== List of tasks ==
[A] On the temperature-controlled fan project page, what threshold value is given as working for an Arduino Due that runs at 84mhz?
[B] Summarize the temperature-controlled fan project page in two sentences.

== Extracted text ==
┏━━

Things used in this project

Hardware components:
Ard nano
Arduino Nano R3
×1
386 00
DHT11 Temperature & Humidity Sensor
×1
5v DC Relay Module
×1

Schematics

Temp Controlled Fan
Tempcontrolledfan schem

Code

FanTempControllerC/C++
Arduino sketch that uses the average temp reading from a DHT11 sensor to turn on a fan via a relay.
// Temperature controller for A/V Cabinet
// Fan is controlled by 10A relay connected to a 12v (computer) or 5v (USB) Fan
// Piezo alarm for alternate overheating alert


int FANTEMP = 95;      // High temp at which the fan turns on (90*F)
int ALARMTEMP = 120;   // Overheating temp (120*F)
int FANLED = 2;        // Pin for fan "on" LED
int TEMPOK = 3;        // LED for when temp is under FANTEMP
int ALARMLED = 4;      // Alarm LED 
int ALARMPIN = 7;      // Audible alarm for overheating
// DHTPIN = 8;        (defined below)
int FANPIN = 9;        // Relay for fan switch

#include "DHT.h"        // Written by ladyada, public domain
#define DHTPIN 8        // DHT Sensor

// Uncomment whatever type you're using!
#define DHTTYPE DHT11   // DHT 11 
//#define DHTTYPE DHT22   // DHT 22  (AM2302)
//#define DHTTYPE DHT21   // DHT 21 (AM2301)

// Initialize DHT sensor for normal 16mhz Arduino
DHT dht(DHTPIN, DHTTYPE);
// NOTE: For working with a faster chip, like an Arduino Due or Teensy, you
// might need to increase the threshold for cycle counts considered a 1 or 0.
// You can do this by passing a 3rd parameter for this threshold.  It's a bit
// of fiddling to find the right value, but in general the faster the CPU the
// higher the value.  The default for a 16mhz AVR is a value of 6.  For an
// Arduino Due that runs at 84mhz a value of 30 works.
// Example to initialize DHT sensor for Arduino Due:
//DHT dht(DHTPIN, DHTTYPE, 30);

// Readings used for average
const int numReadings = 10;

// Set variables to zero
float avetemp = 0;                
float temp = 0;
float checkdelay = 0;           

void setup() {
  Serial.begin(9600); 
  Serial.println("Temp Monitor Started");
  
  dht.begin();
  pinMode(FANPIN,OUTPUT);
  pinMode(ALARMPIN,OUTPUT);
  pinMode(ALARMLED,OUTPUT);
  pinMode(FANLED,OUTPUT);
  pinMode(TEMPOK,OUTPUT);
  
  digitalWrite(FANPIN, HIGH);
  digitalWrite(FANLED, HIGH);
  digitalWrite(ALARMLED, HIGH);
  digitalWrite(TEMPOK, HIGH);
    for(int x = 0; x < 5; x++){                // Test Alarm 
        tone(ALARMPIN, 220 * x, 75);
        delay(100);                  
       }
   Serial.print("Fan Test Started (5 Seconds) "); 
    for(int x = 0; x < 5; x++){
     Serial.print(".");
     delay(1000); 
    }
    Serial.println("Done");
  digitalWrite(FANPIN, LOW);
  digitalWrite(FANLED, LOW);
  digitalWrite(ALARMLED, LOW);
  digitalWrite(TEMPOK, LOW);
  noTone(ALARMPIN);
 }

void loop() {
  // Wait a few seconds between measurements.

┗━━

== Information shown ==
┏━━

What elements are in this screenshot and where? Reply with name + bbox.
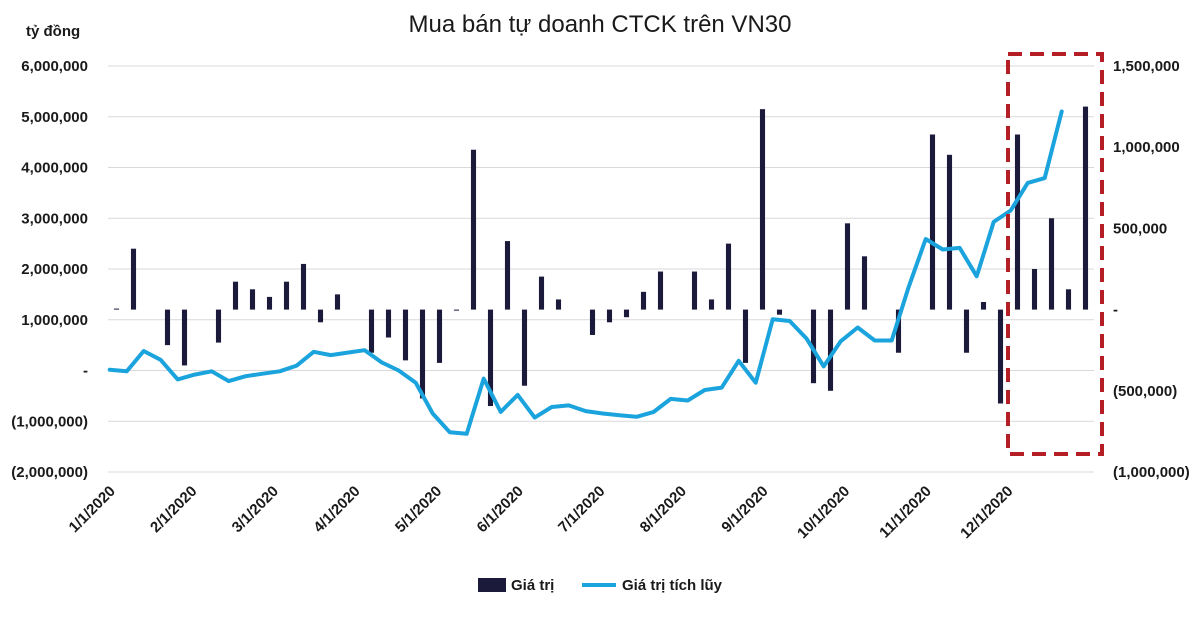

┗━━

== Solved problems ==
[A] A value of 30.

[B] The project uses an Arduino Nano R3, a DHT11 temperature and humidity sensor, and a 5v DC relay module. Its Arduino sketch uses the average temperature reading from the DHT11 sensor to turn on a fan through a relay, and it includes a piezo alarm as an alternate overheating alert.